» **INSTRUCTIONS FOR THE TASK**:
Copy the lines of the listing below word for word, from its first line up to and including the line that contains "legend-item-reimbursement: Reimbursement [856,412,969,438]".

[Dataset entries]
>>>>>
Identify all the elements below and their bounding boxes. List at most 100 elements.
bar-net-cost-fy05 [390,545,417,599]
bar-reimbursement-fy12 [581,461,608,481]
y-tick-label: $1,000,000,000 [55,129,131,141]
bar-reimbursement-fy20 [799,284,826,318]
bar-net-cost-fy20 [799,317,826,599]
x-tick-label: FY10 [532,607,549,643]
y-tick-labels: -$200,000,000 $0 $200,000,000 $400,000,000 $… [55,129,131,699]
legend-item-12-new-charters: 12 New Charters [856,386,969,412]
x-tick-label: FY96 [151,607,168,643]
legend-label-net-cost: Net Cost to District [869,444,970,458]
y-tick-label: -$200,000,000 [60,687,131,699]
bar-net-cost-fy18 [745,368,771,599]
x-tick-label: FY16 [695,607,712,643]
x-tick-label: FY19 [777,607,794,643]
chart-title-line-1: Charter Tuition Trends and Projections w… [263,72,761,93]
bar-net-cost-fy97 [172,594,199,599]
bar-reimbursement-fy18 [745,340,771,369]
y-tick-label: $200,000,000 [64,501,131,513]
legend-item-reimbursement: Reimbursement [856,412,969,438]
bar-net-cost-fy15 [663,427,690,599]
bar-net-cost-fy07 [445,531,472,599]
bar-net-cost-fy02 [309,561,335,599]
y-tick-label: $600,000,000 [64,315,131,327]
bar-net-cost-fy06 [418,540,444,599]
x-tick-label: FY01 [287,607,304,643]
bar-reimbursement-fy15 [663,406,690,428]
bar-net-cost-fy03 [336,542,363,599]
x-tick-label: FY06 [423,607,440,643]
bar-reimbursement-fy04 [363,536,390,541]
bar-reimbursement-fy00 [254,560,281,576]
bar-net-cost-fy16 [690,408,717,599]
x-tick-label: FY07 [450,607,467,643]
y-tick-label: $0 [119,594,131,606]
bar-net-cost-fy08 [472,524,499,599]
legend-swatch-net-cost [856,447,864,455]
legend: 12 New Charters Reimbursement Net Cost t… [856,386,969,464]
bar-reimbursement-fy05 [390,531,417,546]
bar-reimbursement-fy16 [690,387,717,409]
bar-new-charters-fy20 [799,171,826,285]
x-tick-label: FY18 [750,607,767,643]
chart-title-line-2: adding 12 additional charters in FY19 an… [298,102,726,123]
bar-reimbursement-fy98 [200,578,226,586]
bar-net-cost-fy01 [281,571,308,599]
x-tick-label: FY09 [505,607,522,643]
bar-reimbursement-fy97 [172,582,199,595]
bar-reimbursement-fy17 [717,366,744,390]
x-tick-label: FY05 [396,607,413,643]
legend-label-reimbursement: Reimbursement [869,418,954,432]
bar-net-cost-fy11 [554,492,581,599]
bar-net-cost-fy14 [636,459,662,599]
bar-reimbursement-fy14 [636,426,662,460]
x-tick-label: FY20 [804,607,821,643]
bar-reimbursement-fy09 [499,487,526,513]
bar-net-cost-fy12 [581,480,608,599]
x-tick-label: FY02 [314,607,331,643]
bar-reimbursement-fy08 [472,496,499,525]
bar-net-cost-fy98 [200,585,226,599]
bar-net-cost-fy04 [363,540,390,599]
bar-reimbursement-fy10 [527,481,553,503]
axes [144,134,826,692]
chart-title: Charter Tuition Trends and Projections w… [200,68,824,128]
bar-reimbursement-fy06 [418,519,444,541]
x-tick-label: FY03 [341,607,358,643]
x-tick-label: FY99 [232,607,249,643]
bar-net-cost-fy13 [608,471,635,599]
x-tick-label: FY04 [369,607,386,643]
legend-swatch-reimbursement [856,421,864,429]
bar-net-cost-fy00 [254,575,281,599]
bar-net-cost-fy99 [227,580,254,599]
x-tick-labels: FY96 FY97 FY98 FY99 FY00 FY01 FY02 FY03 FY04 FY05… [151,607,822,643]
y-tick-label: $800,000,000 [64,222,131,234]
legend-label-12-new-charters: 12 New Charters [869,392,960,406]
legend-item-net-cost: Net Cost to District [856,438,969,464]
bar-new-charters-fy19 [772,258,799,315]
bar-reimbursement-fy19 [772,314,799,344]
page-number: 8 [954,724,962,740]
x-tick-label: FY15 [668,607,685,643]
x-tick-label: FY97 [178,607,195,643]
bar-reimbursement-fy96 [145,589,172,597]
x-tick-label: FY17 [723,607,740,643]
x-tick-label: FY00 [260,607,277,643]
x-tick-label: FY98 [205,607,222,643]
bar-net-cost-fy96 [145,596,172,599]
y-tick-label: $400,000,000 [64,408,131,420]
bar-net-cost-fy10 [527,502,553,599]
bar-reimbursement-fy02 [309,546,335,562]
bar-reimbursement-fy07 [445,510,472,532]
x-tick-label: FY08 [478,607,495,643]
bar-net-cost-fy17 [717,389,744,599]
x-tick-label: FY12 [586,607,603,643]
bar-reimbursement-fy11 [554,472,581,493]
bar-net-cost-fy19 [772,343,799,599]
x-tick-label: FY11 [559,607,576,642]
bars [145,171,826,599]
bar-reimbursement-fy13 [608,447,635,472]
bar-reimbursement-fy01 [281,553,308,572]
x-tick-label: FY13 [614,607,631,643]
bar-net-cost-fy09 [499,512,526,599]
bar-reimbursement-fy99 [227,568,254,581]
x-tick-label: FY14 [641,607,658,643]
<<<<<
» **REPLY TO THE TASK**:
Identify all the elements below and their bounding boxes. List at most 100 elements.
bar-net-cost-fy05 [390,545,417,599]
bar-reimbursement-fy12 [581,461,608,481]
y-tick-label: $1,000,000,000 [55,129,131,141]
bar-reimbursement-fy20 [799,284,826,318]
bar-net-cost-fy20 [799,317,826,599]
x-tick-label: FY10 [532,607,549,643]
y-tick-labels: -$200,000,000 $0 $200,000,000 $400,000,000 $… [55,129,131,699]
legend-item-12-new-charters: 12 New Charters [856,386,969,412]
x-tick-label: FY96 [151,607,168,643]
legend-label-net-cost: Net Cost to District [869,444,970,458]
y-tick-label: -$200,000,000 [60,687,131,699]
bar-net-cost-fy18 [745,368,771,599]
x-tick-label: FY16 [695,607,712,643]
x-tick-label: FY19 [777,607,794,643]
chart-title-line-1: Charter Tuition Trends and Projections w… [263,72,761,93]
bar-net-cost-fy97 [172,594,199,599]
bar-reimbursement-fy18 [745,340,771,369]
y-tick-label: $200,000,000 [64,501,131,513]
legend-item-reimbursement: Reimbursement [856,412,969,438]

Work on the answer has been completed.